## EXERCISE OBJECTIVE
Write out every line of the listing below without any changes, leaving out the pictures.

## Items listed in a dataset
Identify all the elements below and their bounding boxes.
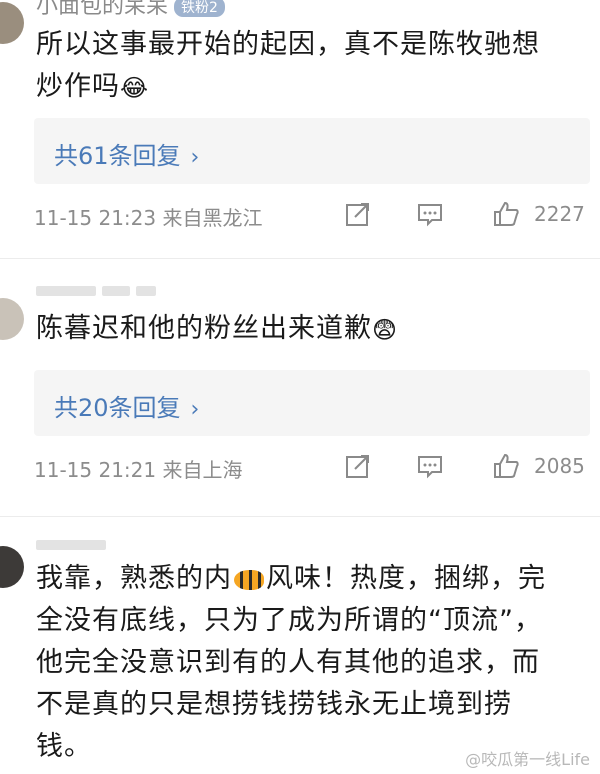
username-blurred[interactable] (36, 286, 156, 296)
reply-count-link[interactable]: 共20条回复 › (54, 388, 199, 423)
comment-content: 所以这事最开始的起因，真不是陈牧驰想 炒作吗😂 (36, 24, 584, 109)
divider (0, 516, 600, 517)
timestamp: 11-15 21:23 来自黑龙江 (34, 206, 263, 230)
surprised-emoji: 😨 (372, 315, 399, 344)
username-blurred[interactable] (36, 540, 106, 550)
blur-block (36, 286, 96, 296)
blur-block (36, 540, 106, 550)
comment-content: 我靠，熟悉的内 风味！热度，捆绑，完 全没有底线，只为了成为所谓的“顶流”， 他完… (36, 563, 546, 762)
comment-1: 小面包的呆呆 铁粉2 所以这事最开始的起因，真不是陈牧驰想 炒作吗😂 共61条回复… (0, 0, 600, 250)
reply-count-link[interactable]: 共61条回复 › (54, 136, 199, 171)
thumbs-up-icon[interactable] (492, 452, 520, 480)
avatar[interactable] (0, 298, 24, 340)
divider (0, 258, 600, 259)
comment-2: 陈暮迟和他的粉丝出来道歉😨 共20条回复 › 11-15 21:21 来自上海 2… (0, 262, 600, 512)
avatar[interactable] (0, 2, 24, 44)
chevron-right-icon: › (190, 397, 200, 422)
reply-expand-button[interactable]: 共20条回复 › (34, 370, 590, 436)
reply-expand-button[interactable]: 共61条回复 › (34, 118, 590, 184)
username[interactable]: 小面包的呆呆 铁粉2 (36, 0, 225, 20)
comment-meta: 11-15 21:21 来自上海 2085 (34, 452, 590, 484)
like-count: 2227 (534, 202, 585, 226)
like-count: 2085 (534, 454, 585, 478)
comment-icon[interactable] (416, 200, 444, 228)
comment-3: 我靠，熟悉的内 风味！热度，捆绑，完 全没有底线，只为了成为所谓的“顶流”， 他完… (0, 520, 600, 774)
blur-block (102, 286, 130, 296)
fish-emoji (234, 569, 264, 590)
laugh-emoji: 😂 (120, 73, 150, 102)
comment-meta: 11-15 21:23 来自黑龙江 2227 (34, 200, 590, 232)
watermark: @咬瓜第一线Life (465, 750, 590, 769)
thumbs-up-icon[interactable] (492, 200, 520, 228)
chevron-right-icon: › (190, 145, 200, 170)
edit-share-icon[interactable] (344, 200, 372, 228)
comment-content: 陈暮迟和他的粉丝出来道歉😨 (36, 308, 584, 351)
timestamp: 11-15 21:21 来自上海 (34, 458, 243, 482)
blur-block (136, 286, 156, 296)
comment-icon[interactable] (416, 452, 444, 480)
edit-share-icon[interactable] (344, 452, 372, 480)
fan-badge: 铁粉2 (174, 0, 225, 17)
avatar[interactable] (0, 546, 24, 588)
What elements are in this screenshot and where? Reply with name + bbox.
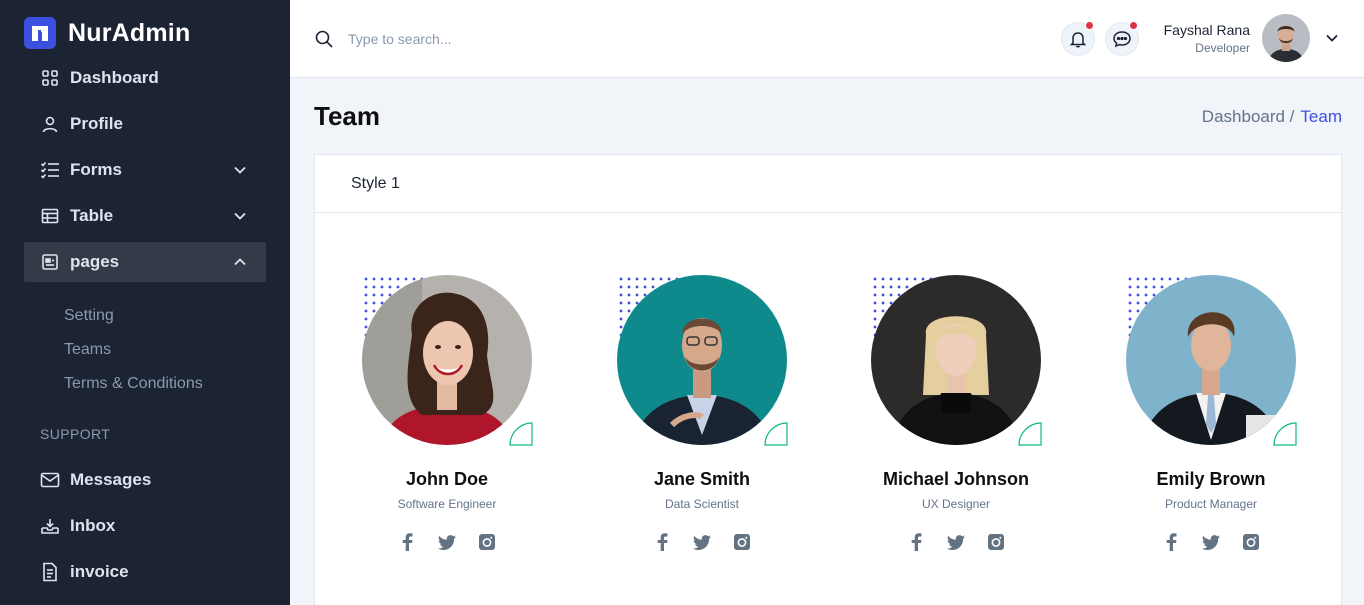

## TASK ANSWER
Identify all the elements below and their bounding boxes.
username-blurred[interactable] (36, 286, 156, 296)
reply-count-link[interactable]: 共20条回复 › (54, 388, 199, 423)
comment-content: 所以这事最开始的起因，真不是陈牧驰想 炒作吗😂 (36, 24, 584, 109)
divider (0, 516, 600, 517)
timestamp: 11-15 21:23 来自黑龙江 (34, 206, 263, 230)
surprised-emoji: 😨 (372, 315, 399, 344)
username-blurred[interactable] (36, 540, 106, 550)
blur-block (36, 286, 96, 296)
blur-block (36, 540, 106, 550)
comment-content: 我靠，熟悉的内 风味！热度，捆绑，完 全没有底线，只为了成为所谓的“顶流”， 他完… (36, 563, 546, 762)
comment-1: 小面包的呆呆 铁粉2 所以这事最开始的起因，真不是陈牧驰想 炒作吗😂 共61条回复… (0, 0, 600, 250)
reply-count-link[interactable]: 共61条回复 › (54, 136, 199, 171)
thumbs-up-icon[interactable] (492, 452, 520, 480)
avatar[interactable] (0, 298, 24, 340)
divider (0, 258, 600, 259)
comment-2: 陈暮迟和他的粉丝出来道歉😨 共20条回复 › 11-15 21:21 来自上海 2… (0, 262, 600, 512)
avatar[interactable] (0, 2, 24, 44)
chevron-right-icon: › (190, 397, 200, 422)
reply-expand-button[interactable]: 共20条回复 › (34, 370, 590, 436)
reply-expand-button[interactable]: 共61条回复 › (34, 118, 590, 184)
username[interactable]: 小面包的呆呆 铁粉2 (36, 0, 225, 20)
comment-meta: 11-15 21:21 来自上海 2085 (34, 452, 590, 484)
like-count: 2227 (534, 202, 585, 226)
like-count: 2085 (534, 454, 585, 478)
comment-icon[interactable] (416, 200, 444, 228)
comment-3: 我靠，熟悉的内 风味！热度，捆绑，完 全没有底线，只为了成为所谓的“顶流”， 他完… (0, 520, 600, 774)
blur-block (102, 286, 130, 296)
fish-emoji (234, 569, 264, 590)
laugh-emoji: 😂 (120, 73, 150, 102)
comment-meta: 11-15 21:23 来自黑龙江 2227 (34, 200, 590, 232)
watermark: @咬瓜第一线Life (465, 750, 590, 769)
thumbs-up-icon[interactable] (492, 200, 520, 228)
chevron-right-icon: › (190, 145, 200, 170)
edit-share-icon[interactable] (344, 200, 372, 228)
comment-content: 陈暮迟和他的粉丝出来道歉😨 (36, 308, 584, 351)
timestamp: 11-15 21:21 来自上海 (34, 458, 243, 482)
blur-block (136, 286, 156, 296)
comment-icon[interactable] (416, 452, 444, 480)
edit-share-icon[interactable] (344, 452, 372, 480)
fan-badge: 铁粉2 (174, 0, 225, 17)
avatar[interactable] (0, 546, 24, 588)
What elements are in this screenshot and where? Reply with name + bbox.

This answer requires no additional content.